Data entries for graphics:
►
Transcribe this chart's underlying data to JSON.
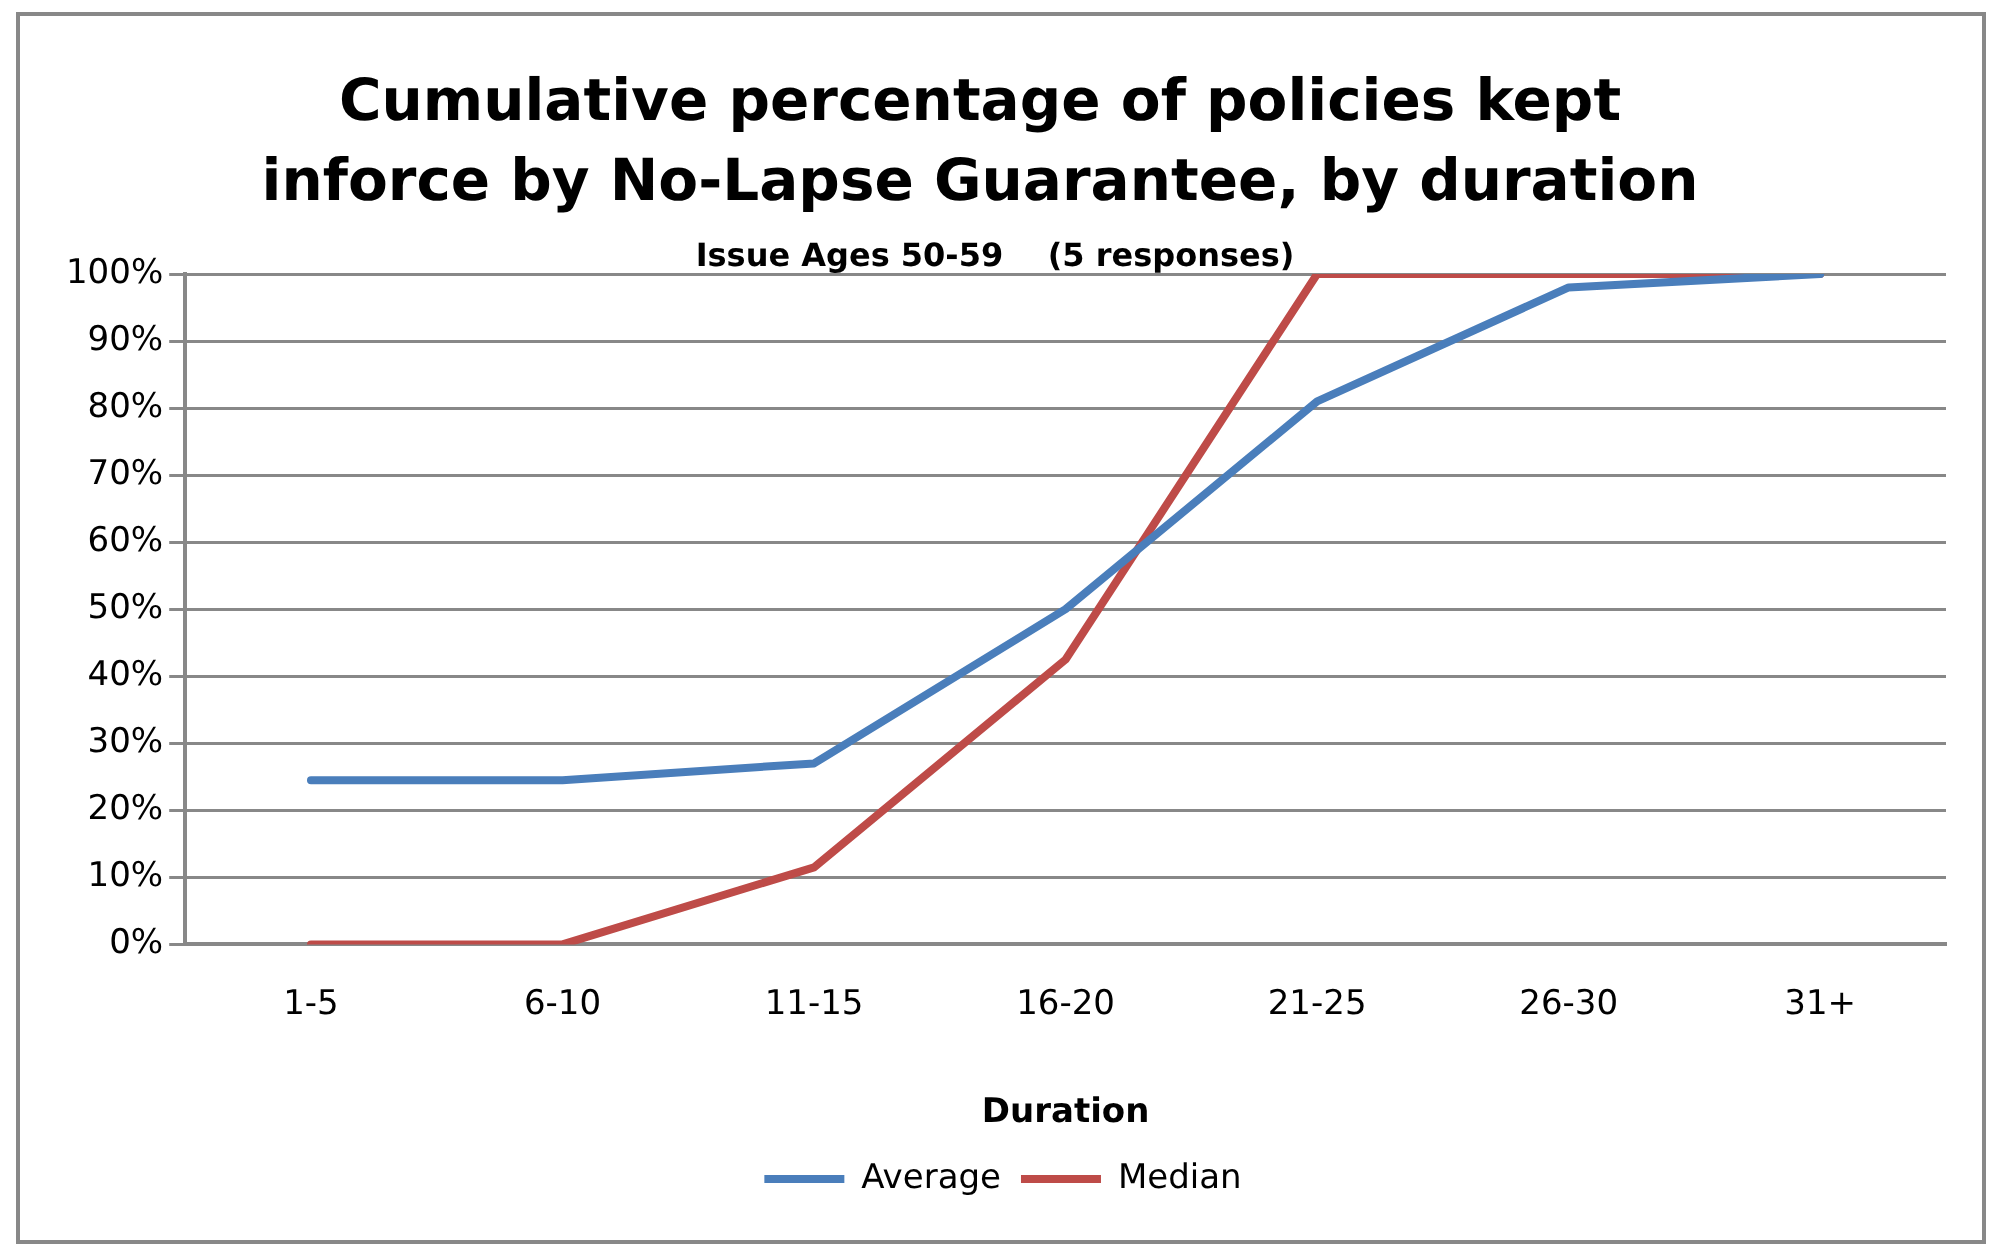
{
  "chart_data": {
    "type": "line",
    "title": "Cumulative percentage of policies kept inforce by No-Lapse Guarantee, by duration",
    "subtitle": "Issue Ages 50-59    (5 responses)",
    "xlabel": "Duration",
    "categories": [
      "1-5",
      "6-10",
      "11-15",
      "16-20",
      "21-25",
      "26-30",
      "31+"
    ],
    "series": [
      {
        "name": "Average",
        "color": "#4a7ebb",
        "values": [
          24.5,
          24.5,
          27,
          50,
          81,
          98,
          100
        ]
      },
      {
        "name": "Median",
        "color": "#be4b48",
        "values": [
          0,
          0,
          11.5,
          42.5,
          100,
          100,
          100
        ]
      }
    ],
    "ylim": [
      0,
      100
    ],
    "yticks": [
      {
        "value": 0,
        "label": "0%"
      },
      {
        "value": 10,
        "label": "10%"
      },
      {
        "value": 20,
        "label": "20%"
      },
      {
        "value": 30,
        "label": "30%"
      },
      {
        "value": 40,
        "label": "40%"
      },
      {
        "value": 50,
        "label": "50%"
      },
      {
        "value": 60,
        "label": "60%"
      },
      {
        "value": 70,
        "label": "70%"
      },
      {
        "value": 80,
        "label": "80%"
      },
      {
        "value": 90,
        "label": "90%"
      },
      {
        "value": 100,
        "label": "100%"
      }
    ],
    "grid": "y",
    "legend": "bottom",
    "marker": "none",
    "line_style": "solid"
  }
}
◄
[WHAT IS ASKED]:
Transcribe the full listing above exactly as it stands, minus the pictures.

[RESULT OF THE EXERCISE]:
Transcribe this chart's underlying data to JSON.
{
  "chart_data": {
    "type": "line",
    "title": "Cumulative percentage of policies kept inforce by No-Lapse Guarantee, by duration",
    "subtitle": "Issue Ages 50-59    (5 responses)",
    "xlabel": "Duration",
    "categories": [
      "1-5",
      "6-10",
      "11-15",
      "16-20",
      "21-25",
      "26-30",
      "31+"
    ],
    "series": [
      {
        "name": "Average",
        "color": "#4a7ebb",
        "values": [
          24.5,
          24.5,
          27,
          50,
          81,
          98,
          100
        ]
      },
      {
        "name": "Median",
        "color": "#be4b48",
        "values": [
          0,
          0,
          11.5,
          42.5,
          100,
          100,
          100
        ]
      }
    ],
    "ylim": [
      0,
      100
    ],
    "yticks": [
      {
        "value": 0,
        "label": "0%"
      },
      {
        "value": 10,
        "label": "10%"
      },
      {
        "value": 20,
        "label": "20%"
      },
      {
        "value": 30,
        "label": "30%"
      },
      {
        "value": 40,
        "label": "40%"
      },
      {
        "value": 50,
        "label": "50%"
      },
      {
        "value": 60,
        "label": "60%"
      },
      {
        "value": 70,
        "label": "70%"
      },
      {
        "value": 80,
        "label": "80%"
      },
      {
        "value": 90,
        "label": "90%"
      },
      {
        "value": 100,
        "label": "100%"
      }
    ],
    "grid": "y",
    "legend": "bottom",
    "marker": "none",
    "line_style": "solid"
  }
}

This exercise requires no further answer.